─── Data supplied
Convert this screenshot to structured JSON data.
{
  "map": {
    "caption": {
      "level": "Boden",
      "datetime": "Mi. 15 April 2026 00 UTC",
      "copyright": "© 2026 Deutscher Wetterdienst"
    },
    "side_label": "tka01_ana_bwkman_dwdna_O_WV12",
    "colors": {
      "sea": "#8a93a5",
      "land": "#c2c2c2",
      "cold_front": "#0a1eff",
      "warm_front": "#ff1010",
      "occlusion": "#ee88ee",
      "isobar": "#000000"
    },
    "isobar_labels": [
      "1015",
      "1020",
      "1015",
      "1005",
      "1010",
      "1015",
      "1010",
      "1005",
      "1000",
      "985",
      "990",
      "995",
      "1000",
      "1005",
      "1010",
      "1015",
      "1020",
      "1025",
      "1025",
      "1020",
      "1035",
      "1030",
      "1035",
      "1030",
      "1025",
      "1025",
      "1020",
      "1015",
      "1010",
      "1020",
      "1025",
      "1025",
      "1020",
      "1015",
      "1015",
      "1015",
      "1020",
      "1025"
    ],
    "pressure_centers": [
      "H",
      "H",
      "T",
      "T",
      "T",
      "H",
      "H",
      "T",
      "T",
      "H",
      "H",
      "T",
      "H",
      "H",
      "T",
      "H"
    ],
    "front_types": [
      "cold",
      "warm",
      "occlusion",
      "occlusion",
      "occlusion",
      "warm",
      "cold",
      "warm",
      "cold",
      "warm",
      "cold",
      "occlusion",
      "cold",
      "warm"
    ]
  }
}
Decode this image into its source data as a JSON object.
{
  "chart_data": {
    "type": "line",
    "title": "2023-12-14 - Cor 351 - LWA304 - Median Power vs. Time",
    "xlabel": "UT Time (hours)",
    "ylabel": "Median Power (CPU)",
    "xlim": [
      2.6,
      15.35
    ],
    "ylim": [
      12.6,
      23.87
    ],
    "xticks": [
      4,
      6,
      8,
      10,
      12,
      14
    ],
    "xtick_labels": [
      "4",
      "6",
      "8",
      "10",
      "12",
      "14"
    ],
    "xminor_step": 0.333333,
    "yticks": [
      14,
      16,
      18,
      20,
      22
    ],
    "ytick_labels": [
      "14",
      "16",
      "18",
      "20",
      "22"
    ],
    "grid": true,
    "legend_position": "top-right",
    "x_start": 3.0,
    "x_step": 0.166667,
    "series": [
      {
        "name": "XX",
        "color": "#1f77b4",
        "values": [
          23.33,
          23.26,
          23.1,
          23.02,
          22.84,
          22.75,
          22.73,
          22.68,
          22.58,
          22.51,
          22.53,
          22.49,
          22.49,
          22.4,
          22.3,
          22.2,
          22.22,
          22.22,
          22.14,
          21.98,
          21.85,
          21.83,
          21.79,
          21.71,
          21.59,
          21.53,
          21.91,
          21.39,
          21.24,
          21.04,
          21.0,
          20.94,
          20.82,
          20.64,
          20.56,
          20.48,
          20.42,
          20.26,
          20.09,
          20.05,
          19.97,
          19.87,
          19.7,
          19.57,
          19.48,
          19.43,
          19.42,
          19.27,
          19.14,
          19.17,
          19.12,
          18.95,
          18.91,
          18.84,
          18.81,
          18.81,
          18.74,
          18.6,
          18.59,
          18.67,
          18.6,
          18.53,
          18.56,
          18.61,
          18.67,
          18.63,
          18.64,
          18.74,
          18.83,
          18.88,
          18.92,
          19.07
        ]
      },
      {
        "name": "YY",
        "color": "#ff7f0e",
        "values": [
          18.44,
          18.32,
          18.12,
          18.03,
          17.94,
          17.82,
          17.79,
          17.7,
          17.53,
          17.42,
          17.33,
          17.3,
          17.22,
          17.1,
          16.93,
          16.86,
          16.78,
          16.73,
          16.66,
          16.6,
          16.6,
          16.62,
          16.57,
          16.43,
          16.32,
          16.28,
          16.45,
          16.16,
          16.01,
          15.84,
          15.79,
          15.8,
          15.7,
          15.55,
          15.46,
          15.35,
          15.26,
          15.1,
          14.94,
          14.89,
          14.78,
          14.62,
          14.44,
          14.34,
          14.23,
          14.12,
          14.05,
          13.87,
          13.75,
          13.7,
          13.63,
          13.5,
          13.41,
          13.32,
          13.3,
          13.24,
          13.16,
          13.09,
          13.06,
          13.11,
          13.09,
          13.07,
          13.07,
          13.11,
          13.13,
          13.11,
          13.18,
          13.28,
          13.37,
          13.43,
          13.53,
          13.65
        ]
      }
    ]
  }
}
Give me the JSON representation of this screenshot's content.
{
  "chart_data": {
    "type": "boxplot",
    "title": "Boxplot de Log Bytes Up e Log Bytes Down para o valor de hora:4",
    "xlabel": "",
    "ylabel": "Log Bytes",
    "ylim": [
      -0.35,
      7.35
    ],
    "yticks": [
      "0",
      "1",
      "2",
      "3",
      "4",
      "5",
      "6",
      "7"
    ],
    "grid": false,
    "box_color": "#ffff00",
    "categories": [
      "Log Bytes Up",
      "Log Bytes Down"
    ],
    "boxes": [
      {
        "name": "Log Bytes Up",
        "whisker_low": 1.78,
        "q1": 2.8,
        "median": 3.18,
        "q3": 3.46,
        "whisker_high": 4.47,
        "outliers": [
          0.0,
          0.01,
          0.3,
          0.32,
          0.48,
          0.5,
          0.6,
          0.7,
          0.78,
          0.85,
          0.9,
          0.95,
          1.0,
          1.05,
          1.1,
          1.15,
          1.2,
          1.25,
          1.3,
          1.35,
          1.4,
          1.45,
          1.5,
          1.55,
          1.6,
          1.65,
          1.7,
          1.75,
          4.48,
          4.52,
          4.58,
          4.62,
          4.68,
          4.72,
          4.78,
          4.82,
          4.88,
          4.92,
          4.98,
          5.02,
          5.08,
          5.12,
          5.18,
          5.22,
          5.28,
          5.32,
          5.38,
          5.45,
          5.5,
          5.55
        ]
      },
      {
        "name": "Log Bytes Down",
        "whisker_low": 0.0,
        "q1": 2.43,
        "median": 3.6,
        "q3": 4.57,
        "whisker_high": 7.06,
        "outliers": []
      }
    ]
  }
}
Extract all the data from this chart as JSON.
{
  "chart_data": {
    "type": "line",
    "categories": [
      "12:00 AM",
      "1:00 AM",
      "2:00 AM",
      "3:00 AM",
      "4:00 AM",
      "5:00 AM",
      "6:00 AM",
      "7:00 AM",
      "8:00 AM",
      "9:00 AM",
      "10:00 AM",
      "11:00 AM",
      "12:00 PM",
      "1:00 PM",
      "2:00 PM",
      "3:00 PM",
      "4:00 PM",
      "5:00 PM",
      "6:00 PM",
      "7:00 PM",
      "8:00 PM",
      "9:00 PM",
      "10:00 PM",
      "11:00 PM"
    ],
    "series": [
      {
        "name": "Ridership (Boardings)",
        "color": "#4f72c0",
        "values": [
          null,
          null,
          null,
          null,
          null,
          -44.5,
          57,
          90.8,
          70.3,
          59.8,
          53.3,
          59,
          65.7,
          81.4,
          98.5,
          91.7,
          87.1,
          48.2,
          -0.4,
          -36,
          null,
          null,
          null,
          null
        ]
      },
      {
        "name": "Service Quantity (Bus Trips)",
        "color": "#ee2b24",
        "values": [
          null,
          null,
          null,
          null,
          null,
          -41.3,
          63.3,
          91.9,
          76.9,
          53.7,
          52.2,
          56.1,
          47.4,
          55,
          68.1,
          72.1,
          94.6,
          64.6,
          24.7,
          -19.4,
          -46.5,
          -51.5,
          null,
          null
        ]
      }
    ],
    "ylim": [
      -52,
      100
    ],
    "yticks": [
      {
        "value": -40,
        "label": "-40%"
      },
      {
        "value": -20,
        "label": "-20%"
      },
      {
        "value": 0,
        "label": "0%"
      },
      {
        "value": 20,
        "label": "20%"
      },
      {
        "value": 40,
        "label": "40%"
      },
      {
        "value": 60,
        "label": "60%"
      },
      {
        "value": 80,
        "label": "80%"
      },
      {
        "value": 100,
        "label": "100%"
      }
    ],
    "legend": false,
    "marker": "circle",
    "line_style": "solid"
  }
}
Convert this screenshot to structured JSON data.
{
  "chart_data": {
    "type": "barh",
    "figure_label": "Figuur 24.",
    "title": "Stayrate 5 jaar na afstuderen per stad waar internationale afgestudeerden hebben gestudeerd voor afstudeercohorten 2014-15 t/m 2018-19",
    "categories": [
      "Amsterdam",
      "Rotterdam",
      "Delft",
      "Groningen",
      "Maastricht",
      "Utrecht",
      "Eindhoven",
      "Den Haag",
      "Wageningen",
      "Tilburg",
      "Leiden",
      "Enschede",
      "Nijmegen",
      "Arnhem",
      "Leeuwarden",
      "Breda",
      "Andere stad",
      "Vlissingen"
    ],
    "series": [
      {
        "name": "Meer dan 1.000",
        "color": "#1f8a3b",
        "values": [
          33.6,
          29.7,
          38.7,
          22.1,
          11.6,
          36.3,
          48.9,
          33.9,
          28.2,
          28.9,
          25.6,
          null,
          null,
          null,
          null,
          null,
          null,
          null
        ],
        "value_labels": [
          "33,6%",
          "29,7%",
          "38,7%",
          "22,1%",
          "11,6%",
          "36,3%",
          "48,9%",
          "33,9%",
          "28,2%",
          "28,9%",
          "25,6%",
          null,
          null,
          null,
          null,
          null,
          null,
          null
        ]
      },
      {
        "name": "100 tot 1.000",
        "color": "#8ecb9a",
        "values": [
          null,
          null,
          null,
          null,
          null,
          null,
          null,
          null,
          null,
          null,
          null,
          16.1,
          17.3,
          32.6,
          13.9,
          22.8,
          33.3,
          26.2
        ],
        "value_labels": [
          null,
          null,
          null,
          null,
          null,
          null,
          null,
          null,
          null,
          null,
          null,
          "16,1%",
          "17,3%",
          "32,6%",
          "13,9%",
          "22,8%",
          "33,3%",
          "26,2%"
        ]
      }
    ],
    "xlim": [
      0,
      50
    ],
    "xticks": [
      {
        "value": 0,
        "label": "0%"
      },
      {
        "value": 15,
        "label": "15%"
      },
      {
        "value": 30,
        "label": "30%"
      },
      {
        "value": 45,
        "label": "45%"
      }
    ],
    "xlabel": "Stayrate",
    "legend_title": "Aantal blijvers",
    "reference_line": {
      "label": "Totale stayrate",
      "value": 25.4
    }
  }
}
──────
Task prompt ▸ Look over the listing. Pull out every line with the string "ylabel" in it.

Expected answer ▸
    "ylabel": "Median Power (CPU)",
    "ylabel": "Log Bytes",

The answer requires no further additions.